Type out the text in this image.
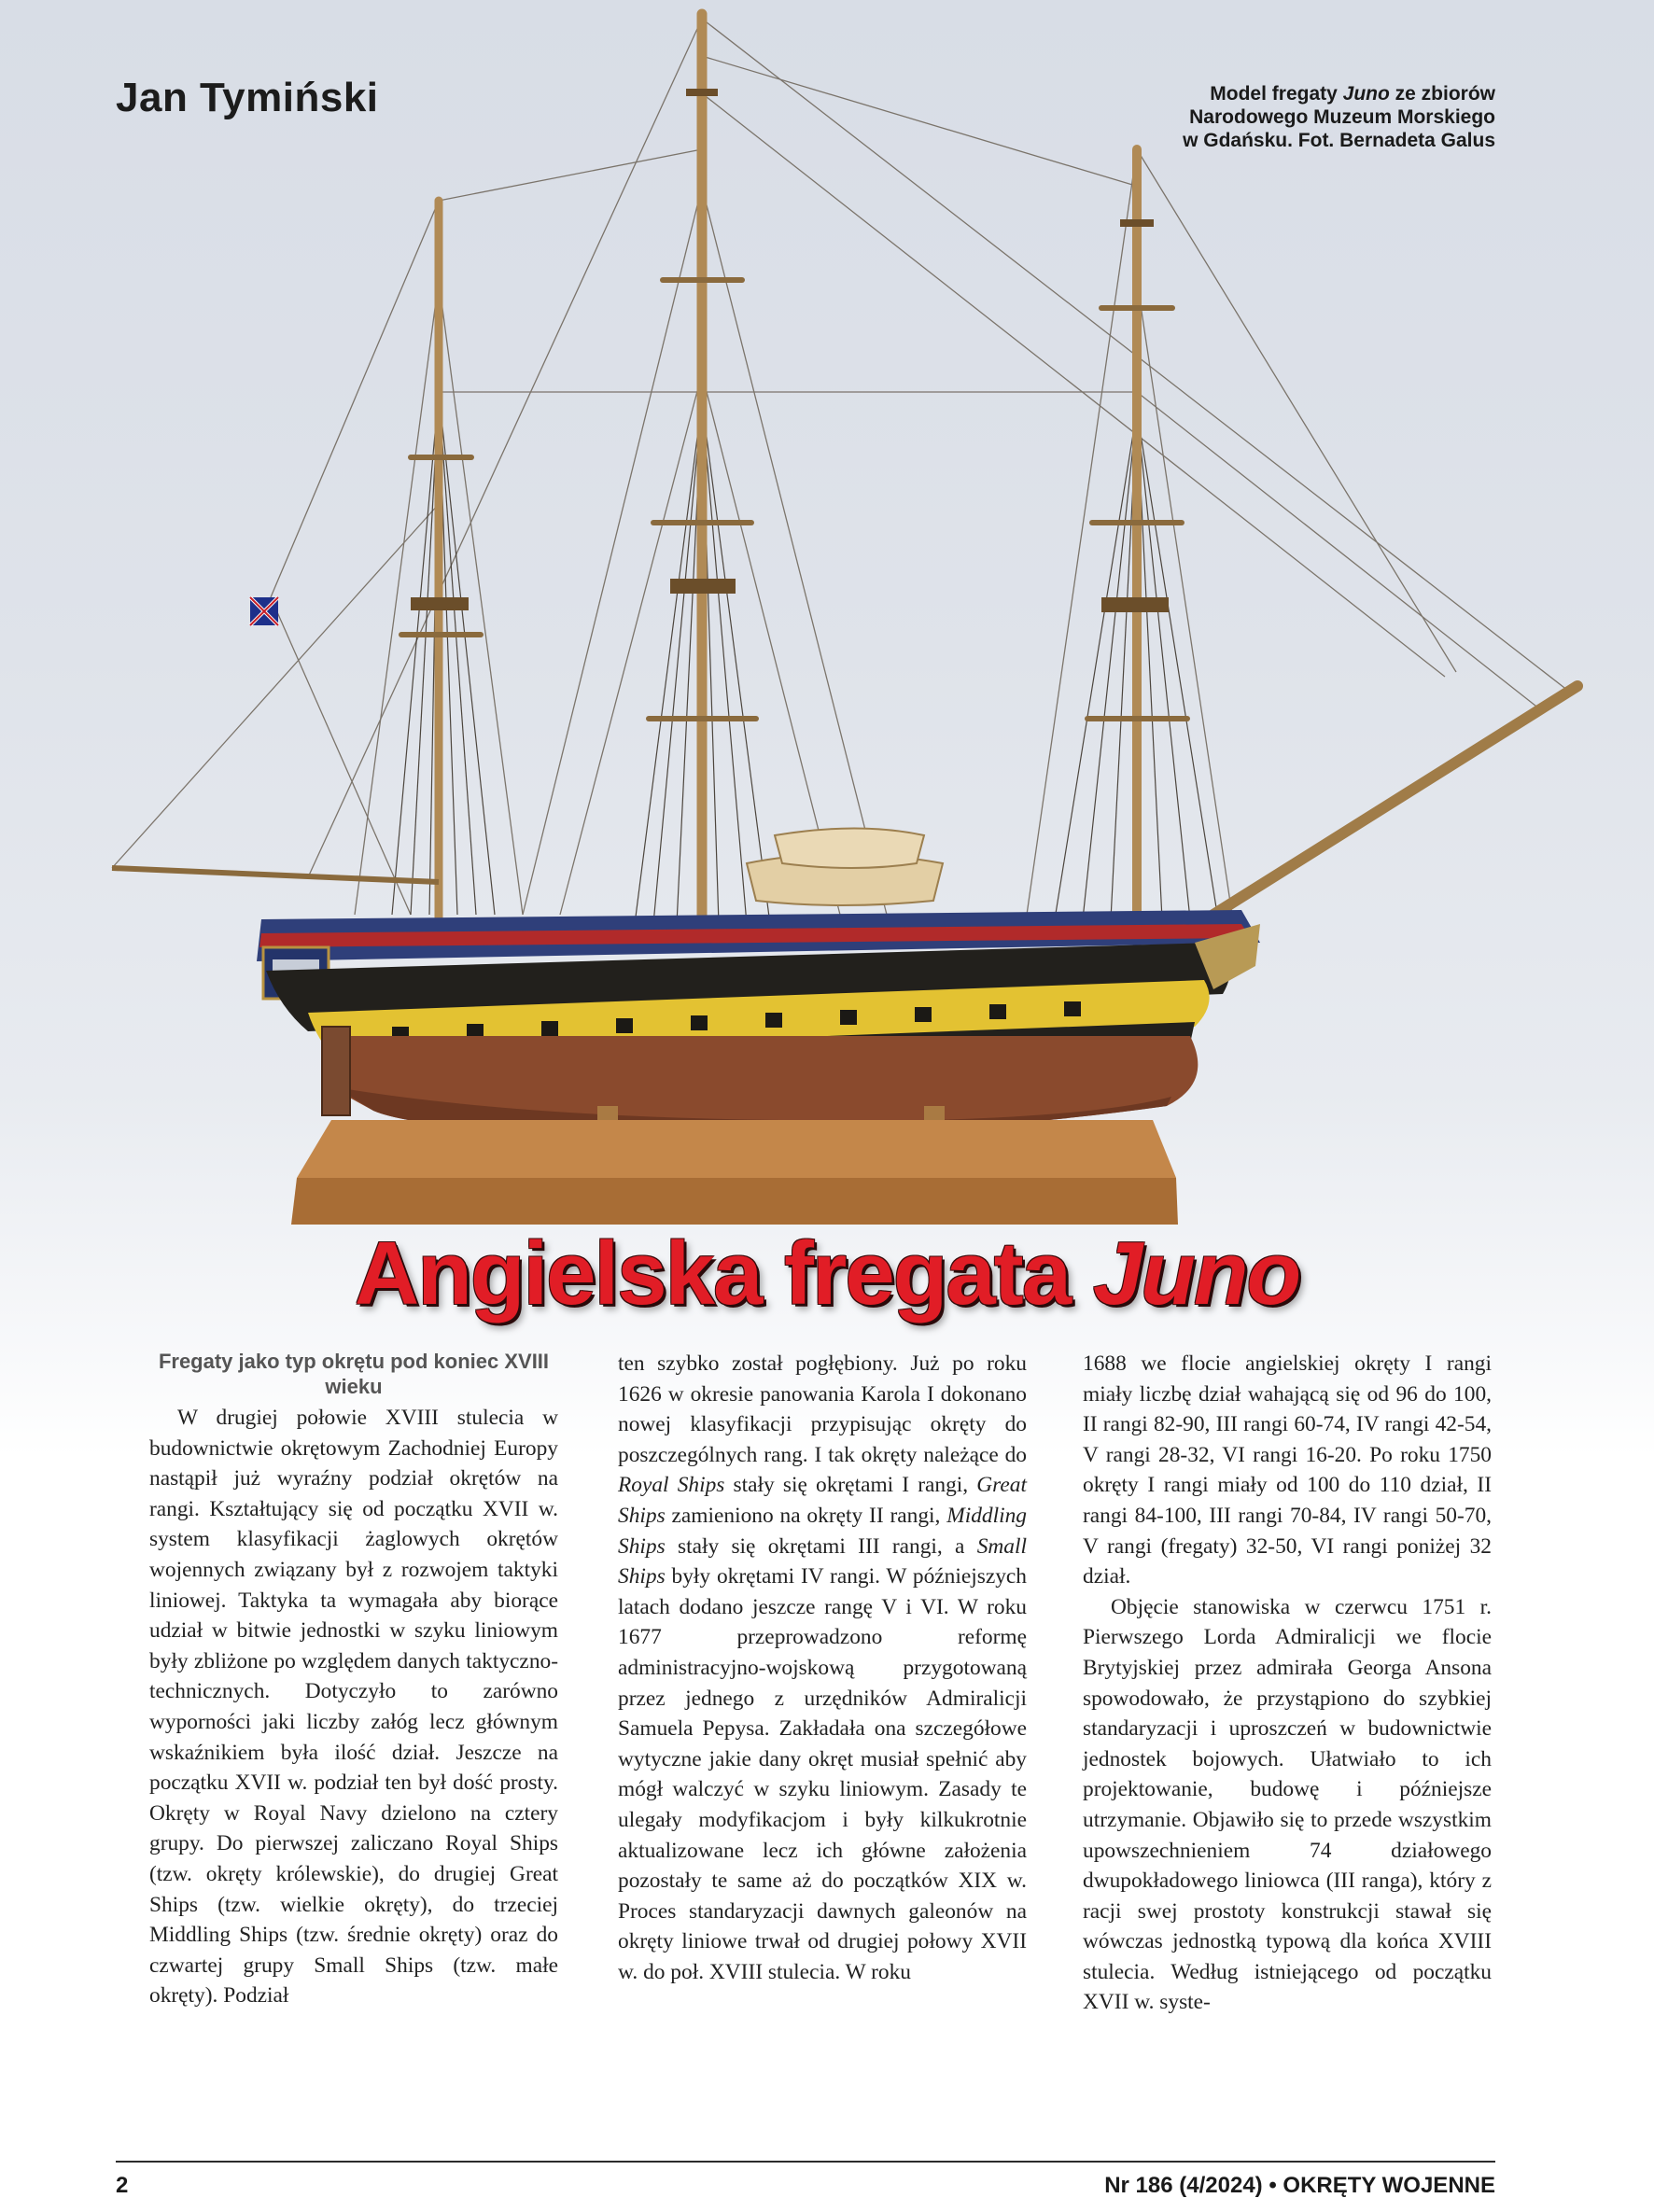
Jan Tymiński	Model fregaty Juno ze zbiorów
Narodowego Muzeum Morskiego
w Gdańsku. Fot. Bernadeta Galus
Angielska fregata Juno
Fregaty jako typ okrętu pod koniec XVIII wieku

W drugiej połowie XVIII stulecia w budownictwie okrętowym Zachodniej Europy nastąpił już wyraźny podział okrętów na rangi. Kształtujący się od początku XVII w. system klasyfikacji żaglowych okrętów wojennych związany był z rozwojem taktyki liniowej. Taktyka ta wymagała aby biorące udział w bitwie jednostki w szyku liniowym były zbliżone po względem danych taktyczno-technicznych. Dotyczyło to zarówno wyporności jaki liczby załóg lecz głównym wskaźnikiem była ilość dział. Jeszcze na początku XVII w. podział ten był dość prosty. Okręty w Royal Navy dzielono na cztery grupy. Do pierwszej zaliczano Royal Ships (tzw. okręty królewskie), do drugiej Great Ships (tzw. wielkie okręty), do trzeciej Middling Ships (tzw. średnie okręty) oraz do czwartej grupy Small Ships (tzw. małe okręty). Podział

ten szybko został pogłębiony. Już po roku 1626 w okresie panowania Karola I dokonano nowej klasyfikacji przypisując okręty do poszczególnych rang. I tak okręty należące do Royal Ships stały się okrętami I rangi, Great Ships zamieniono na okręty II rangi, Middling Ships stały się okrętami III rangi, a Small Ships były okrętami IV rangi. W późniejszych latach dodano jeszcze rangę V i VI. W roku 1677 przeprowadzono reformę administracyjno-wojskową przygotowaną przez jednego z urzędników Admiralicji Samuela Pepysa. Zakładała ona szczegółowe wytyczne jakie dany okręt musiał spełnić aby mógł walczyć w szyku liniowym. Zasady te ulegały modyfikacjom i były kilkukrotnie aktualizowane lecz ich główne założenia pozostały te same aż do początków XIX w. Proces standaryzacji dawnych galeonów na okręty liniowe trwał od drugiej połowy XVII w. do poł. XVIII stulecia. W roku

1688 we flocie angielskiej okręty I rangi miały liczbę dział wahającą się od 96 do 100, II rangi 82-90, III rangi 60-74, IV rangi 42-54, V rangi 28-32, VI rangi 16-20. Po roku 1750 okręty I rangi miały od 100 do 110 dział, II rangi 84-100, III rangi 70-84, IV rangi 50-70, V rangi (fregaty) 32-50, VI rangi poniżej 32 dział.

Objęcie stanowiska w czerwcu 1751 r. Pierwszego Lorda Admiralicji we flocie Brytyjskiej przez admirała Georga Ansona spowodowało, że przystąpiono do szybkiej standaryzacji i uproszczeń w budownictwie jednostek bojowych. Ułatwiało to ich projektowanie, budowę i późniejsze utrzymanie. Objawiło się to przede wszystkim upowszechnieniem 74 działowego dwupokładowego liniowca (III ranga), który z racji swej prostoty konstrukcji stawał się wówczas jednostką typową dla końca XVIII stulecia. Według istniejącego od początku XVII w. syste-

2	Nr 186 (4/2024) • OKRĘTY WOJENNE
┄┄┄┄┄┄┄┄┄┄
→ **Exercise goal**: Take each line containing the string "Juno" and copy it out.

→ **Worked solution**:
Jan Tymiński	Model fregaty Juno ze zbiorów
Angielska fregata Juno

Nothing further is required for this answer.